Instructions to follow:
Which lines below mention "factor"? Pick each one out.

Source records:
*-*-*

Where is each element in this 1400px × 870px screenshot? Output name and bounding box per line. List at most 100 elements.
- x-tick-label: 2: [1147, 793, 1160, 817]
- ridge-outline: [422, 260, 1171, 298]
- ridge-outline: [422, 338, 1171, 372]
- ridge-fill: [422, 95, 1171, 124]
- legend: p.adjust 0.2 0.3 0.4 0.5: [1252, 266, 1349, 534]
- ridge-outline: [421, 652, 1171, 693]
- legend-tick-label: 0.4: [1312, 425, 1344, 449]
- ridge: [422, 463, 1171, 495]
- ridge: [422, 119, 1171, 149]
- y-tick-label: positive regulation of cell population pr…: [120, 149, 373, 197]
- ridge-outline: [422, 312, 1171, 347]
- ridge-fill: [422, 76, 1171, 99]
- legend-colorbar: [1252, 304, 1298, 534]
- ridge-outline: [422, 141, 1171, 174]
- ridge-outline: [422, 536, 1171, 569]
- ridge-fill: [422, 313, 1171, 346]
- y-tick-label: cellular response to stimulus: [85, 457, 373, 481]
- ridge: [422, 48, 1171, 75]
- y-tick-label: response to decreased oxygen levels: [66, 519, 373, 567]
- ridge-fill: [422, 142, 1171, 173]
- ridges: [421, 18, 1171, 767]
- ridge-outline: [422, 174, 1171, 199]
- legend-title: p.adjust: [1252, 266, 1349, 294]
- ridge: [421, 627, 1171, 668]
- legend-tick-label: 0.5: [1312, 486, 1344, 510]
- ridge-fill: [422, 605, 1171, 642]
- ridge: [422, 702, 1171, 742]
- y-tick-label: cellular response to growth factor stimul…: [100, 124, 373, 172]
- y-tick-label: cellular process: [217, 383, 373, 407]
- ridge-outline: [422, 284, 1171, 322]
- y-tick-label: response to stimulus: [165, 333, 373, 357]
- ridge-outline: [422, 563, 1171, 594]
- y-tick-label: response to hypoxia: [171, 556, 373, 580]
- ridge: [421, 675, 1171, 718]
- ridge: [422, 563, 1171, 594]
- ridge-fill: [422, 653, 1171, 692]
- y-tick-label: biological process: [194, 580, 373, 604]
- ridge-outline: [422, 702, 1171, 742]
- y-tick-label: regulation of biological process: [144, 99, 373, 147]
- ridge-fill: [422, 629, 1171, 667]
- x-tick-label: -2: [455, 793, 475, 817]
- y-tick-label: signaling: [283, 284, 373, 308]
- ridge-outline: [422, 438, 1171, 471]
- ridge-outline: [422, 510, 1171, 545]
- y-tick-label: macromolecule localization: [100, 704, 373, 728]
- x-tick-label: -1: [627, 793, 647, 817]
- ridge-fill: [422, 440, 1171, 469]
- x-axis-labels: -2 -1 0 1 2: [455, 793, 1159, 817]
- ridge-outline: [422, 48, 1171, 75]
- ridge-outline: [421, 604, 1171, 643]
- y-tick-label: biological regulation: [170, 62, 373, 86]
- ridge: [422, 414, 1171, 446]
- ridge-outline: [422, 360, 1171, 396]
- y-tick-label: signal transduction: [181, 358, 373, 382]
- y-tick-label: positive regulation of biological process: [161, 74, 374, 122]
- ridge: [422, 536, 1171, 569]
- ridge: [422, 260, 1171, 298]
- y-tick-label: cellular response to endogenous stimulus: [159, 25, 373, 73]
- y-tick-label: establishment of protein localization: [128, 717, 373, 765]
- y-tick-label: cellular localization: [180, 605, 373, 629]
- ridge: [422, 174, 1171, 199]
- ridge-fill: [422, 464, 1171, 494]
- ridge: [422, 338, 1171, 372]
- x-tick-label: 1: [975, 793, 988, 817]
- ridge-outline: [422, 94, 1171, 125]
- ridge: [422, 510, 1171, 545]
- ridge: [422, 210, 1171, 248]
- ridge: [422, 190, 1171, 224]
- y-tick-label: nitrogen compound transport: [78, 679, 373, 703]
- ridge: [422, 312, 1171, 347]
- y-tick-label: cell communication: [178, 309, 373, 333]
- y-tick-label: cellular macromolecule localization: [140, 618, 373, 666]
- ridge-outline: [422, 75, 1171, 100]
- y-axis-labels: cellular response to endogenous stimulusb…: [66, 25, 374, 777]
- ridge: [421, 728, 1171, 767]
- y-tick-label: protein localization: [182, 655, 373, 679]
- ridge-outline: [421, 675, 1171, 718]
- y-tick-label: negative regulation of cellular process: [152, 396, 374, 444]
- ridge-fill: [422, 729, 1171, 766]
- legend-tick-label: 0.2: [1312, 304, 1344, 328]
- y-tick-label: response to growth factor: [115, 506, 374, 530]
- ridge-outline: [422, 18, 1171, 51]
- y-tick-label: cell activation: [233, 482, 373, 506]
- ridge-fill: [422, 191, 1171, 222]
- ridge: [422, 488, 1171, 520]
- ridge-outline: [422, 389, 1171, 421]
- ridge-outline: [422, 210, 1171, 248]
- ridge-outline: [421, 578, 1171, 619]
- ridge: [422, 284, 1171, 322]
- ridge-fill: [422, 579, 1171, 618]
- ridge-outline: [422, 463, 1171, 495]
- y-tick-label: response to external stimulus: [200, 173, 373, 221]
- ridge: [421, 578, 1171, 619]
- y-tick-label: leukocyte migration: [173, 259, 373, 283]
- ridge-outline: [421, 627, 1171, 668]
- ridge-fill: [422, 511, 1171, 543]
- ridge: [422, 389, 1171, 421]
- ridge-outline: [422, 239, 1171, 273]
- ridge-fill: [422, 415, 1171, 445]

*-*-*

Answer to the problem:
- y-tick-label: cellular response to growth factor stimul…: [100, 124, 373, 172]
- y-tick-label: response to growth factor: [115, 506, 374, 530]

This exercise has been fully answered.